Stored dataset items
================

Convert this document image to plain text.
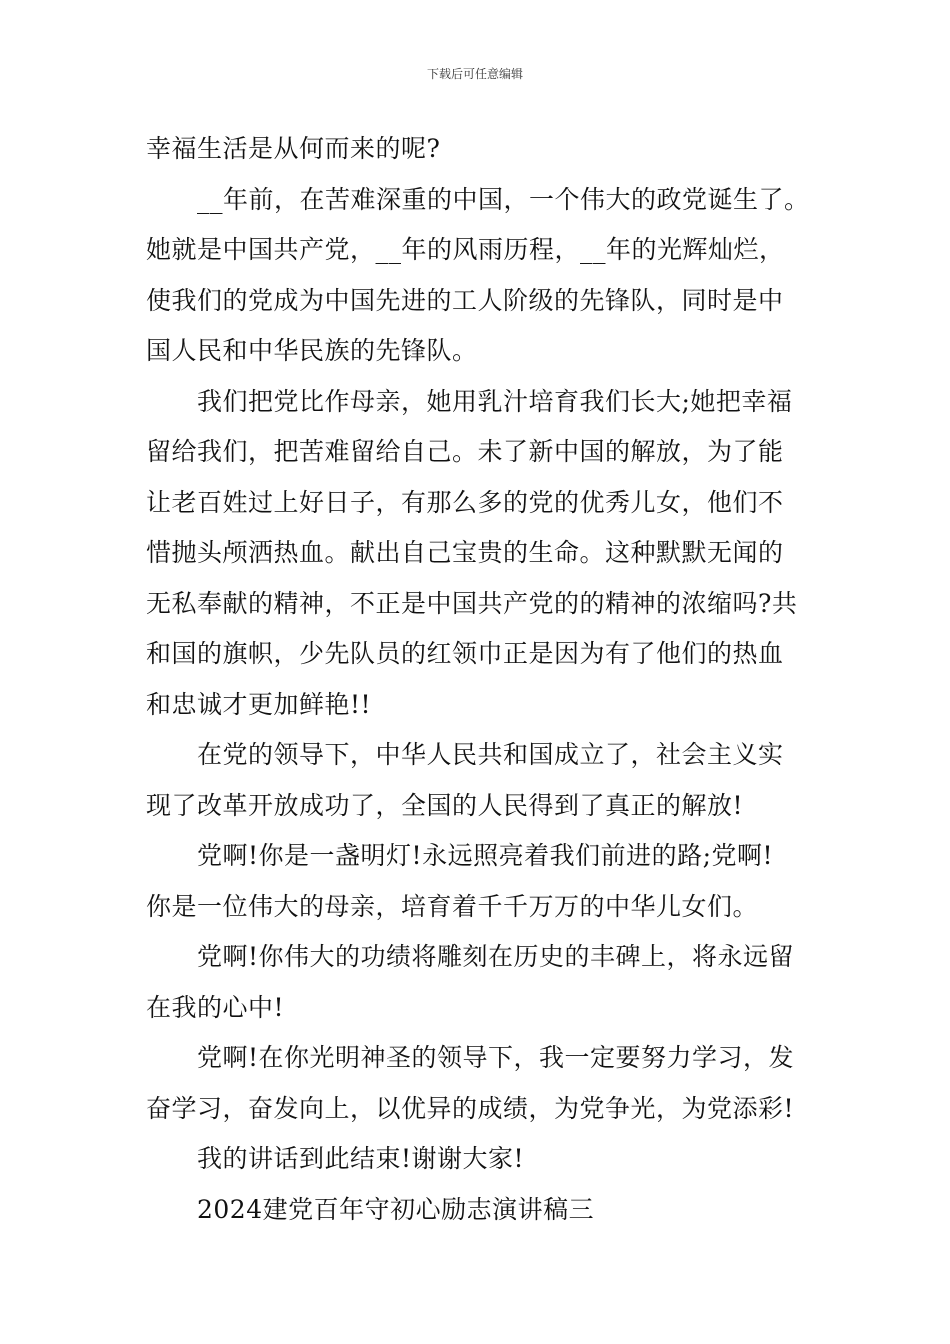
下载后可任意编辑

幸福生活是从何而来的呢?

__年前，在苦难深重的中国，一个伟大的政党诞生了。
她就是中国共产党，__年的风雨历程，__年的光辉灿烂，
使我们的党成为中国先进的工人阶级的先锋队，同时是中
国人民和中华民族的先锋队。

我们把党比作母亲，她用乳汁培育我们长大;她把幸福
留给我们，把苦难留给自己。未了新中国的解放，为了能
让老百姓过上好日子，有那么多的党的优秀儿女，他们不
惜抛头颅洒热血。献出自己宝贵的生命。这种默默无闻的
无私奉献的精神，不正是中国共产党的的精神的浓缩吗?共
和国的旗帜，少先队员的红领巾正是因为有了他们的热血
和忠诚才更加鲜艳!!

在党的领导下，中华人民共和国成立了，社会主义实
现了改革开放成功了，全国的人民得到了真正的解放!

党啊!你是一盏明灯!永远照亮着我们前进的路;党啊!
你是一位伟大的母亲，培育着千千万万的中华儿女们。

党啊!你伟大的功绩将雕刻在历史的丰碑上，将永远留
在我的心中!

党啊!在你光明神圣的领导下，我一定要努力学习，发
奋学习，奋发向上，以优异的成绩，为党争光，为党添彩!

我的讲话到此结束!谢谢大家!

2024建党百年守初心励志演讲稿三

================

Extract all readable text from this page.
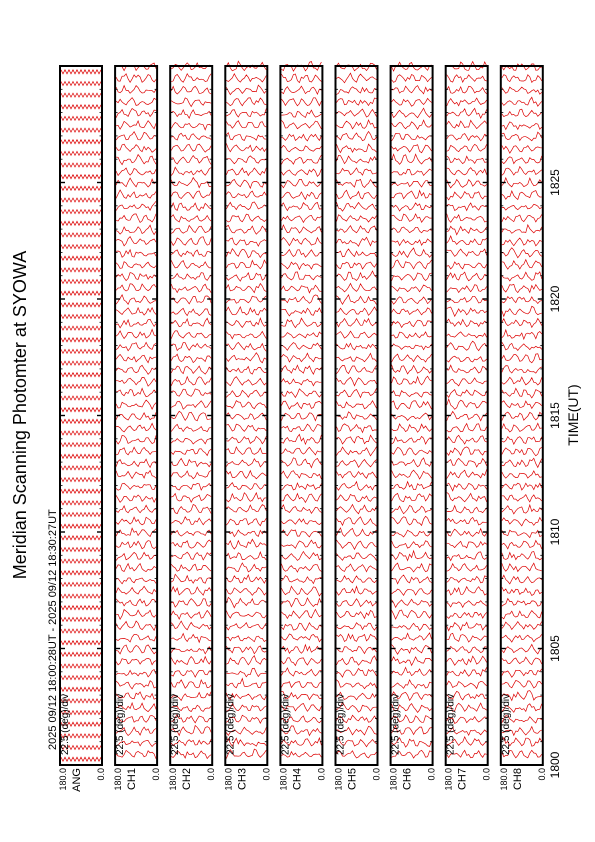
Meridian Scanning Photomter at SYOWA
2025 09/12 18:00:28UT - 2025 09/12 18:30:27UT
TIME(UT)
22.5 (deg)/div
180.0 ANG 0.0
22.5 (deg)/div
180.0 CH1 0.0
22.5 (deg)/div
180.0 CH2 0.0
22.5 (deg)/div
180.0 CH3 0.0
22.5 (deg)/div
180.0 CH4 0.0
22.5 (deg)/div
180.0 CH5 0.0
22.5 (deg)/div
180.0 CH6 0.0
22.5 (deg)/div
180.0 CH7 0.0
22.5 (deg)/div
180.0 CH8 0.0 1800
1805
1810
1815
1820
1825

================

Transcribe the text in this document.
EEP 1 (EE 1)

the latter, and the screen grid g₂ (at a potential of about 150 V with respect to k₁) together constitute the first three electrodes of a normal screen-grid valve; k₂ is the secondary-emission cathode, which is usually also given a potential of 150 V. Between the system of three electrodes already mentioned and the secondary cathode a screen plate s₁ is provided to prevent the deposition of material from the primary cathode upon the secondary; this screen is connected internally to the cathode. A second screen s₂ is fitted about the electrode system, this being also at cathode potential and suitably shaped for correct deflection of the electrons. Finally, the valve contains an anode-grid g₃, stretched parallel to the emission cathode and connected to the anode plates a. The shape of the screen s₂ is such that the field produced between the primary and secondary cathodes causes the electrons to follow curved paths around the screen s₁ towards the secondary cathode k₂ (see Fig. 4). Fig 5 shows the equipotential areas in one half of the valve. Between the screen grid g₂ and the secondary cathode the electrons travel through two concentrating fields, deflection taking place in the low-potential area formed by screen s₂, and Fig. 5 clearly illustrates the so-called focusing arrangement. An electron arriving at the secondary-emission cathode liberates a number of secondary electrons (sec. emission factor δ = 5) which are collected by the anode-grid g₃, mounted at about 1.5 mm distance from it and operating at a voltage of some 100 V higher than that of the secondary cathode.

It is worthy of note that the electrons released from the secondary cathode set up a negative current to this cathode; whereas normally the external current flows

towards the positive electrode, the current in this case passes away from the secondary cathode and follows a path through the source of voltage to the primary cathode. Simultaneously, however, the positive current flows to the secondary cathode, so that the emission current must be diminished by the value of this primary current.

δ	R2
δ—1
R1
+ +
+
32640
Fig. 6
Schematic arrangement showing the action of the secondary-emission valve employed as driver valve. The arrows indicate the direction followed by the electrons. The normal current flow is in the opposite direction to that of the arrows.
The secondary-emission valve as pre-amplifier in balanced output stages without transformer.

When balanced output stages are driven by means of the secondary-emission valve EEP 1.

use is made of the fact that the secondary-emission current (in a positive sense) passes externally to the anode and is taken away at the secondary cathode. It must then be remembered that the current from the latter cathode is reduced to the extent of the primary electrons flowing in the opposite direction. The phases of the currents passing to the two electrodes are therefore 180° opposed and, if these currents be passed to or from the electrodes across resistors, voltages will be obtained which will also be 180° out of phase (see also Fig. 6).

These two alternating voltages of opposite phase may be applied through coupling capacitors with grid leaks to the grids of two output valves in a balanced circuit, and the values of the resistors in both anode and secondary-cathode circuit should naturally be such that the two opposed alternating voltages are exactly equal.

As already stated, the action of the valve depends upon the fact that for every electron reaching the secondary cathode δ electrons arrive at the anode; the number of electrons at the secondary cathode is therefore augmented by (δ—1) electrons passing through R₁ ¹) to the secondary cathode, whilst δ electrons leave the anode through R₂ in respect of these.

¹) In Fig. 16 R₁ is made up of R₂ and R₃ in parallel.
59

================

** Exercise directions **
Of all the lines in the material above, how many contain the word "arrangement"? Give only the count.

** Written answer **
2